▸ DATA TO USE:
..........

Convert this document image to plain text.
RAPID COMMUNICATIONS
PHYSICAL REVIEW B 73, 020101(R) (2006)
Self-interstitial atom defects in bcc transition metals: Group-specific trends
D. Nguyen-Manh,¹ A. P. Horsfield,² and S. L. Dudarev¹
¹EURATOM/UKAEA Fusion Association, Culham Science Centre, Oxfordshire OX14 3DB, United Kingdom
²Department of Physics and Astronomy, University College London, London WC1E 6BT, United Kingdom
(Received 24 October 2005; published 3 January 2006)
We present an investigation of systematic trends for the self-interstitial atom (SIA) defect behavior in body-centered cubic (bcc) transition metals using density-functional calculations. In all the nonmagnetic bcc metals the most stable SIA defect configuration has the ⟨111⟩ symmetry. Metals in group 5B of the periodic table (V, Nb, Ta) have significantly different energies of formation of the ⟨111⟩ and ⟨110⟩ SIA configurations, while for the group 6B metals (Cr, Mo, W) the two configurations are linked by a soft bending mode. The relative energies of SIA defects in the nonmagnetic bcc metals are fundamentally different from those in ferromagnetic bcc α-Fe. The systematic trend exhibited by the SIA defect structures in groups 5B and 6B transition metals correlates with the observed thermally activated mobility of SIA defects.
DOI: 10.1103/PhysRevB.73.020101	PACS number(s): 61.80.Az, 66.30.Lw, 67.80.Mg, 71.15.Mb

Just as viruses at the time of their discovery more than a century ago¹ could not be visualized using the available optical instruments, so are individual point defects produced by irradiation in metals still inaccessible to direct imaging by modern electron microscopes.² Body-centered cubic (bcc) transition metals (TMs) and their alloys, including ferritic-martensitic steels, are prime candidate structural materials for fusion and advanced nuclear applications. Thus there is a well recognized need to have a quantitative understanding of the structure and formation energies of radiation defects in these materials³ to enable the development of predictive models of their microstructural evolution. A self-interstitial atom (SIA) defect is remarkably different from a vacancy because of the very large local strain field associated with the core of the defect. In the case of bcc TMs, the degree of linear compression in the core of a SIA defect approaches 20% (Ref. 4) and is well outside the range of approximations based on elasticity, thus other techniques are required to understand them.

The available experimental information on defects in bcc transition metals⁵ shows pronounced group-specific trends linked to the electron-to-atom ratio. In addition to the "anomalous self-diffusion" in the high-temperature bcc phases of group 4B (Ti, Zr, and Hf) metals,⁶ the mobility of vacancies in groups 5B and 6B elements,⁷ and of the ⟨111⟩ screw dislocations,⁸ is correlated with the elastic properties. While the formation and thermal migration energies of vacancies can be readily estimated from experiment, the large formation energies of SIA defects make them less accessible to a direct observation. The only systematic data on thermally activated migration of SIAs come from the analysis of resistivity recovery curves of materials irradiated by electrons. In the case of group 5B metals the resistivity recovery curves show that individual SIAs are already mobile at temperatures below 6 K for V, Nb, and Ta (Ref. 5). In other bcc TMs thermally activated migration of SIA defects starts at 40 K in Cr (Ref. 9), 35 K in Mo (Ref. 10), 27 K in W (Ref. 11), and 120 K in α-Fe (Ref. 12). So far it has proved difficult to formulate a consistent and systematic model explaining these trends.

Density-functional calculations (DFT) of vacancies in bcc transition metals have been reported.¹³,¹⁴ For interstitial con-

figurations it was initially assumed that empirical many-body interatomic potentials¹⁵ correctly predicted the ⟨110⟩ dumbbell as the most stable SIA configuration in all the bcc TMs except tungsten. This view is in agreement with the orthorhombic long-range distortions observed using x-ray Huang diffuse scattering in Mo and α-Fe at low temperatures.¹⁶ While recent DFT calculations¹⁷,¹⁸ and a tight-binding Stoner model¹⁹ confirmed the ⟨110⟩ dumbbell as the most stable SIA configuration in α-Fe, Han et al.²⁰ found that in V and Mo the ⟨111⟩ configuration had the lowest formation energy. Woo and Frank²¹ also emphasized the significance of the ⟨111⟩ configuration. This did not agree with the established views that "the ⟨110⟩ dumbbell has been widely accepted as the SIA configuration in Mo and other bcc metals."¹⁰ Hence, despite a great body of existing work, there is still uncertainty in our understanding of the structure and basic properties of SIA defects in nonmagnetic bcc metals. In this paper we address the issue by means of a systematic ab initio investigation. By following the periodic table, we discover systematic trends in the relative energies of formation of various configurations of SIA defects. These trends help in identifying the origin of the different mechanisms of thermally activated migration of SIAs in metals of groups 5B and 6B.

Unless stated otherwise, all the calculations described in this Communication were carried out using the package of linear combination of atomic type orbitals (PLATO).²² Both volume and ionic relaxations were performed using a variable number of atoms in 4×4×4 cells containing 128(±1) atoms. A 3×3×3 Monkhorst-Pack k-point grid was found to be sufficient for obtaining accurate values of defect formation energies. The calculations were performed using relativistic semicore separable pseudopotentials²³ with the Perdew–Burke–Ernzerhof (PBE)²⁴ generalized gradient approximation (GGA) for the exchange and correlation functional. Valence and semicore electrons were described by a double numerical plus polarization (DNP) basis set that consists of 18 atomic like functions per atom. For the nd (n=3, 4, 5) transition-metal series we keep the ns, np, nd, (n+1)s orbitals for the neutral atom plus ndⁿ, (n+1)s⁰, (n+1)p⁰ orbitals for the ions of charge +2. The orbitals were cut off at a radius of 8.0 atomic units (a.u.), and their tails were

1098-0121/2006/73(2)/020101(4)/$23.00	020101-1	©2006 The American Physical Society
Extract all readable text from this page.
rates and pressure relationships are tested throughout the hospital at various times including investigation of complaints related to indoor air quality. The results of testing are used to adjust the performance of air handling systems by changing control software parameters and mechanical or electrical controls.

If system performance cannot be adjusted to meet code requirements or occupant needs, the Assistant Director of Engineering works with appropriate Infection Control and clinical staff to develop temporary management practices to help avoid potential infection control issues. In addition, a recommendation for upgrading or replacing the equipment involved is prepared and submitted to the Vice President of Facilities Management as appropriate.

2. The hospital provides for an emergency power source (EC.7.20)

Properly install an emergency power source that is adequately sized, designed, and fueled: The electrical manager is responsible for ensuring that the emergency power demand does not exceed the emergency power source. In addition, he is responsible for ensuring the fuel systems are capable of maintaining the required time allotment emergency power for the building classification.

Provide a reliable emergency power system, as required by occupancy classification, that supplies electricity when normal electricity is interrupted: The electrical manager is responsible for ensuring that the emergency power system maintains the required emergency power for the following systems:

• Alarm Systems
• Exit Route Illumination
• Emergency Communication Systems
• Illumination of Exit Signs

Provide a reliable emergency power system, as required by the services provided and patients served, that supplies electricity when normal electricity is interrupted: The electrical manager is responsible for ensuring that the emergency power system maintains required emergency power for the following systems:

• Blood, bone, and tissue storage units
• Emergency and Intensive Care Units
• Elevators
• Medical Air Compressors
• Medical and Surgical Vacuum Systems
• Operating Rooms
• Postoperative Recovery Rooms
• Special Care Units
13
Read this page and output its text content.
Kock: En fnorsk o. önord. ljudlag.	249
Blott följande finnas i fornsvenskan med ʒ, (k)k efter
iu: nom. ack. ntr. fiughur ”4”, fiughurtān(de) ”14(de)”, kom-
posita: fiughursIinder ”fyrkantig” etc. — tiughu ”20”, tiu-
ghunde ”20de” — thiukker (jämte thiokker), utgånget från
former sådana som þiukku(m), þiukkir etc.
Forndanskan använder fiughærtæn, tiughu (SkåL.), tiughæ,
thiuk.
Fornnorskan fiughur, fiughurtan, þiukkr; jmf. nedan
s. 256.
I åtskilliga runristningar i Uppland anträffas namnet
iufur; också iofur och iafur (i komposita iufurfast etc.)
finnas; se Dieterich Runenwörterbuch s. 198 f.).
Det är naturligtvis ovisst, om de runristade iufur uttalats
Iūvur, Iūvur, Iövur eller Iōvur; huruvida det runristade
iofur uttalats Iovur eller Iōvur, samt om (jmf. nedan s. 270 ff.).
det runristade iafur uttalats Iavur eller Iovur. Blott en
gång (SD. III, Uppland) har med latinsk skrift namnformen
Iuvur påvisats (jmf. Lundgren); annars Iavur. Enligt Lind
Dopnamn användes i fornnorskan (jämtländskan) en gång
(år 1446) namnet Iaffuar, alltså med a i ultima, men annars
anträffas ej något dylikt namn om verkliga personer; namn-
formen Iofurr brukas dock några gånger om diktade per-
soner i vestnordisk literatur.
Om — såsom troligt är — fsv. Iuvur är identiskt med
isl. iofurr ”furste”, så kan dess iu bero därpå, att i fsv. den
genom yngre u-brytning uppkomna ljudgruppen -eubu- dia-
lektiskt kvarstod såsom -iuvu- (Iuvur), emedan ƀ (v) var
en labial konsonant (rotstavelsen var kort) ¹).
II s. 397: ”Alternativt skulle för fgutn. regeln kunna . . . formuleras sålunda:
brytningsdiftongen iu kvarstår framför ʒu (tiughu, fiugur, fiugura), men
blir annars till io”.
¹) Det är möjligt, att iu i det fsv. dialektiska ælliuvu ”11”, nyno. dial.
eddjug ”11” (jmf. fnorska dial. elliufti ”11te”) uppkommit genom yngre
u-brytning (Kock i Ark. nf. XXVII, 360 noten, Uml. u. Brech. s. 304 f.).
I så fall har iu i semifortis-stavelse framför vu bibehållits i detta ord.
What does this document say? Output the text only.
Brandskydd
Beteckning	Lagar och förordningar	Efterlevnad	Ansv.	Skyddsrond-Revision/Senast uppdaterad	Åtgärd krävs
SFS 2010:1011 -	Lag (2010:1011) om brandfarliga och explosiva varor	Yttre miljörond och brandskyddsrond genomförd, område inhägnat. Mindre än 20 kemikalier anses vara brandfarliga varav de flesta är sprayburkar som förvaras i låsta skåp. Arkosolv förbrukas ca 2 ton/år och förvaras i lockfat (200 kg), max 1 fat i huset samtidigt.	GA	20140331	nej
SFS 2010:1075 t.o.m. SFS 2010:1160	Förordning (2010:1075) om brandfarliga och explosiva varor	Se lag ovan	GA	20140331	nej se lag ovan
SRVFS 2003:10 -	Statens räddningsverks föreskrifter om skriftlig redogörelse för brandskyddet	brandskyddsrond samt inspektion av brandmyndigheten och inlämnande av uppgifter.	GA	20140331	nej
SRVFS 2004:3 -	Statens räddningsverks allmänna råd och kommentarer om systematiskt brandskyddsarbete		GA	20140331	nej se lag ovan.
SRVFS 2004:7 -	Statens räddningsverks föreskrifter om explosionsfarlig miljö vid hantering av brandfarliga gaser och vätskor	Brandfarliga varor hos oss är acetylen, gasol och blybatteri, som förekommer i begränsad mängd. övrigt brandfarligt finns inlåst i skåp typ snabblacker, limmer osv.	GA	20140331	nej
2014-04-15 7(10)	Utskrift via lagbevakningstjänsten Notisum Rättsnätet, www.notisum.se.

..........

▸ AIM OF THE TASK: What is the number of lines in the listing that hold "Uppland"? Give that number and nothing more.

▸ ANSWER SECTION: 2